**THE PROBLEM:** Pick out the lines in the listing below that contain the word "GAME" and copy them.

**MATERIAL FOR THIS EXERCISE:**
** Begin **
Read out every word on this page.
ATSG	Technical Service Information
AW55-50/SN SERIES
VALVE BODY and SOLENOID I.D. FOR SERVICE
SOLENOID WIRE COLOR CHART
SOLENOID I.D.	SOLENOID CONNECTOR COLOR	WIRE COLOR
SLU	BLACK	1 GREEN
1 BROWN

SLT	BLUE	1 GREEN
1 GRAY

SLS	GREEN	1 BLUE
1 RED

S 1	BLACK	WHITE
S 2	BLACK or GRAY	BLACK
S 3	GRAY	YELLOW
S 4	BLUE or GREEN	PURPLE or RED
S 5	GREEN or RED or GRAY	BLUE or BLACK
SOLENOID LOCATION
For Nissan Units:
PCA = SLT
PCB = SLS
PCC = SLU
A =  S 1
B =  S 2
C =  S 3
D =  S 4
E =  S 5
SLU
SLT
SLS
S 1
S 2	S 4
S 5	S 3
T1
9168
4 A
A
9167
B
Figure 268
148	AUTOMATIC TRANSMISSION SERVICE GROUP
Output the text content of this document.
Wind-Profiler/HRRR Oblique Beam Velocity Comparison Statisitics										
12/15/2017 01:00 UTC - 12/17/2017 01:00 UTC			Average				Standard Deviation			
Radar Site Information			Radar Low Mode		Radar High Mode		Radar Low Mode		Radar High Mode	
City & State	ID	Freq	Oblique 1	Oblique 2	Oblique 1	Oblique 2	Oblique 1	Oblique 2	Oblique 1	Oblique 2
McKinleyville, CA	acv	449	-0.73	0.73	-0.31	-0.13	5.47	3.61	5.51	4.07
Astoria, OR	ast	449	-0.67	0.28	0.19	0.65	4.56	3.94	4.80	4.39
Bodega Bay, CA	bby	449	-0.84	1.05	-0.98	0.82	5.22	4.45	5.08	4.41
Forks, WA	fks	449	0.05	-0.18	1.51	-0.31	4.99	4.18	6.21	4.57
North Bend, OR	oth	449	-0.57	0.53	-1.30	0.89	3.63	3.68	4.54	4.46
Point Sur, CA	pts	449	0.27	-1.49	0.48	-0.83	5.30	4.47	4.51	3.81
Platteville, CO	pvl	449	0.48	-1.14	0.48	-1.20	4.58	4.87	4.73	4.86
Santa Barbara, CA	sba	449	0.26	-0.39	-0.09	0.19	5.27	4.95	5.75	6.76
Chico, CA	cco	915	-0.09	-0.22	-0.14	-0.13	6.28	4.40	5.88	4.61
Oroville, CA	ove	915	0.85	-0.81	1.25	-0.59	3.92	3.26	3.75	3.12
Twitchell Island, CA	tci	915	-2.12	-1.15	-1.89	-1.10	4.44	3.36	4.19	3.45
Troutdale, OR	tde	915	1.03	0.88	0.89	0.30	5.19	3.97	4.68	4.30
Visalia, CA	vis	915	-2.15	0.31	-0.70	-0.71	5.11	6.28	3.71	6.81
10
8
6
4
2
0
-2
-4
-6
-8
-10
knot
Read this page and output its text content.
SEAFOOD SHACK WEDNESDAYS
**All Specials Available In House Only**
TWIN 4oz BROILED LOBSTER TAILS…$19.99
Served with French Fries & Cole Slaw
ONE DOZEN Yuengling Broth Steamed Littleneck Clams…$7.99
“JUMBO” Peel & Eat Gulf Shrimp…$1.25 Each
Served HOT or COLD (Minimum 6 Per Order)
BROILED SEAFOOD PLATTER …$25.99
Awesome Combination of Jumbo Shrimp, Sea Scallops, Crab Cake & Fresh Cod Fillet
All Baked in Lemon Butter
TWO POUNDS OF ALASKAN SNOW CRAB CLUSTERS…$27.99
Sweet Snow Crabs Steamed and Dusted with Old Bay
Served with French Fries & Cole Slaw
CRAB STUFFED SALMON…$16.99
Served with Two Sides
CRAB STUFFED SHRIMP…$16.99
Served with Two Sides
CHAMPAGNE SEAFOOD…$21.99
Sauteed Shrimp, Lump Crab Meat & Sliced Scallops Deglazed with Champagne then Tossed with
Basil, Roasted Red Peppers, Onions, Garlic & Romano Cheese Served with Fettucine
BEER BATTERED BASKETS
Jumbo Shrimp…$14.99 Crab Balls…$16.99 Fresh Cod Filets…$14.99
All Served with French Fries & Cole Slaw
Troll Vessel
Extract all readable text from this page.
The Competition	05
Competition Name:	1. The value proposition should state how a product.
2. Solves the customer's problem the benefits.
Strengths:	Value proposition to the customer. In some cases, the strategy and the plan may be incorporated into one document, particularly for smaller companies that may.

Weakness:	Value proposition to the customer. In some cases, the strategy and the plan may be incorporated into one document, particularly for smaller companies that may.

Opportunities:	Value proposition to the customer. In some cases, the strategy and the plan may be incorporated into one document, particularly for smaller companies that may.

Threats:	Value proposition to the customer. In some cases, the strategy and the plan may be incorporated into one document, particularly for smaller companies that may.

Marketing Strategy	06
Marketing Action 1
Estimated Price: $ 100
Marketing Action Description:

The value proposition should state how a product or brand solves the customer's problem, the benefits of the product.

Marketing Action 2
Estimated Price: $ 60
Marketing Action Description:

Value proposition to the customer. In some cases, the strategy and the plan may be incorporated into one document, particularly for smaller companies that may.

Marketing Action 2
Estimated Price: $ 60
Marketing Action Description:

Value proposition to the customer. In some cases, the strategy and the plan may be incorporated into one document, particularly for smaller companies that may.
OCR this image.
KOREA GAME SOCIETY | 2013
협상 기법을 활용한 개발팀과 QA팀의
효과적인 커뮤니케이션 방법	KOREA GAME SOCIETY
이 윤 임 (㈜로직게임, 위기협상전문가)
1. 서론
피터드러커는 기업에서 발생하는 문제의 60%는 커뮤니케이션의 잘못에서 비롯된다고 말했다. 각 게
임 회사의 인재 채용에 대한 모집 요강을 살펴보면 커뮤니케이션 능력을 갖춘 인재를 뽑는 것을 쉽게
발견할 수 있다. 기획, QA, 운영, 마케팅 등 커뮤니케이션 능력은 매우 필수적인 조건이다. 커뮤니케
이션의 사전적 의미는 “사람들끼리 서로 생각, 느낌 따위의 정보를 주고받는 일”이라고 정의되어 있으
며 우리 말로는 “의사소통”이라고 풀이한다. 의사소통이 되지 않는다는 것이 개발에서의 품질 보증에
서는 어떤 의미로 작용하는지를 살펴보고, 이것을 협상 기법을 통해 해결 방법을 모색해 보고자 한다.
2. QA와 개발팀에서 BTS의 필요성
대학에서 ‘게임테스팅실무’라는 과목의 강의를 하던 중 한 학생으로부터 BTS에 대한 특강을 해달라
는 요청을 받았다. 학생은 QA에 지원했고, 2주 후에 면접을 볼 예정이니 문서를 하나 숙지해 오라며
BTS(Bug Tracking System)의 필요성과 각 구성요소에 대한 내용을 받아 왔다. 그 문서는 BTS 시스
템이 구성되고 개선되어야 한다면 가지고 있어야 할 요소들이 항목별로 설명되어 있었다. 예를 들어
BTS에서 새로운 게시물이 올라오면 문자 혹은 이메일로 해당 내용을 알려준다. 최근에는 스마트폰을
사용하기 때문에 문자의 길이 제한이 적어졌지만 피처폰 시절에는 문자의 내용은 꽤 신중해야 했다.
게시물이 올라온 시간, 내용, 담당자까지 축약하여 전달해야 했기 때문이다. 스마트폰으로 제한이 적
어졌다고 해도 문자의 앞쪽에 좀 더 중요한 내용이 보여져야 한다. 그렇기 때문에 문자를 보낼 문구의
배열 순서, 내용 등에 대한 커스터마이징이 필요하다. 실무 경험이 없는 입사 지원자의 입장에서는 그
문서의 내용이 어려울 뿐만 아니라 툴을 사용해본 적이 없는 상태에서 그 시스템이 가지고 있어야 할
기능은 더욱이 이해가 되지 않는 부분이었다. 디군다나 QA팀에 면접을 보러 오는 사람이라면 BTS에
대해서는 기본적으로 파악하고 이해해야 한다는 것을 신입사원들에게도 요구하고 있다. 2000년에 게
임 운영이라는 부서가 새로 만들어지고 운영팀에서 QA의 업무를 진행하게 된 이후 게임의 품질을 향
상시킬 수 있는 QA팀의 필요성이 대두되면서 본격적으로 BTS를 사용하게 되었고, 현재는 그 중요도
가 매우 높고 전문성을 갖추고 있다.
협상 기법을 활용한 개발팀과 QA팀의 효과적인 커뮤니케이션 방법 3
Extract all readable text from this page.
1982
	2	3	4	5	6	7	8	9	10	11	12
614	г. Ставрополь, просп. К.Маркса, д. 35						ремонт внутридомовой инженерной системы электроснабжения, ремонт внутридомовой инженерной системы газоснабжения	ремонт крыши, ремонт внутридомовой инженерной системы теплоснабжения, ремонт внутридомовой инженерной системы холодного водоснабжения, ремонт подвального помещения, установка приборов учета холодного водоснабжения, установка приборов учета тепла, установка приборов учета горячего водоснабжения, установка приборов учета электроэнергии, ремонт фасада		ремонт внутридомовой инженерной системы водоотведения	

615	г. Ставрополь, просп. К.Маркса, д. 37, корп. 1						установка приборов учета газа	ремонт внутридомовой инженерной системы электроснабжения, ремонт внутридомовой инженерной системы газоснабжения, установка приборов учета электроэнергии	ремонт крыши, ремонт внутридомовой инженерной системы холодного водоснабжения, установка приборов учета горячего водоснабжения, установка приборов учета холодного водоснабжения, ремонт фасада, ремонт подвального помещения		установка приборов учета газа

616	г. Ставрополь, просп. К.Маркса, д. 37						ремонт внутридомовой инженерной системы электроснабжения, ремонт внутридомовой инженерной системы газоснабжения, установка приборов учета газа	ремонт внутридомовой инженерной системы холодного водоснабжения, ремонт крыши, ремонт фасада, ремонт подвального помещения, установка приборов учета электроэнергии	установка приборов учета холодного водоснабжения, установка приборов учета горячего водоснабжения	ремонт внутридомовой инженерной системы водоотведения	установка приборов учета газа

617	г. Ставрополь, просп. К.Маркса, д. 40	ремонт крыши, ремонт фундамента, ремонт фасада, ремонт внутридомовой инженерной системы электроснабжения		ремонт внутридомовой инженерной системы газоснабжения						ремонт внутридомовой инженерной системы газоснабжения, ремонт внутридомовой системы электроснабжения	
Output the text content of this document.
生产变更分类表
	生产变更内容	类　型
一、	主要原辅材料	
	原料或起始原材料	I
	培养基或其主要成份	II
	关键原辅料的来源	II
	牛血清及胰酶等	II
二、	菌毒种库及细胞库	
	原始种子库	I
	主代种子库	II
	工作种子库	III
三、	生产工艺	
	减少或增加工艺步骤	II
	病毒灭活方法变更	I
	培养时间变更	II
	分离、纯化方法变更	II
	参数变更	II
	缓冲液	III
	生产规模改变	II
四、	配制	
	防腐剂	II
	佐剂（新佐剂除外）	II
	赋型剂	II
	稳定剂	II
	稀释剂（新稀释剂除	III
** End **
**EXERCISE RESPONSE:**
KOREA GAME SOCIETY | 2013
효과적인 커뮤니케이션 방법	KOREA GAME SOCIETY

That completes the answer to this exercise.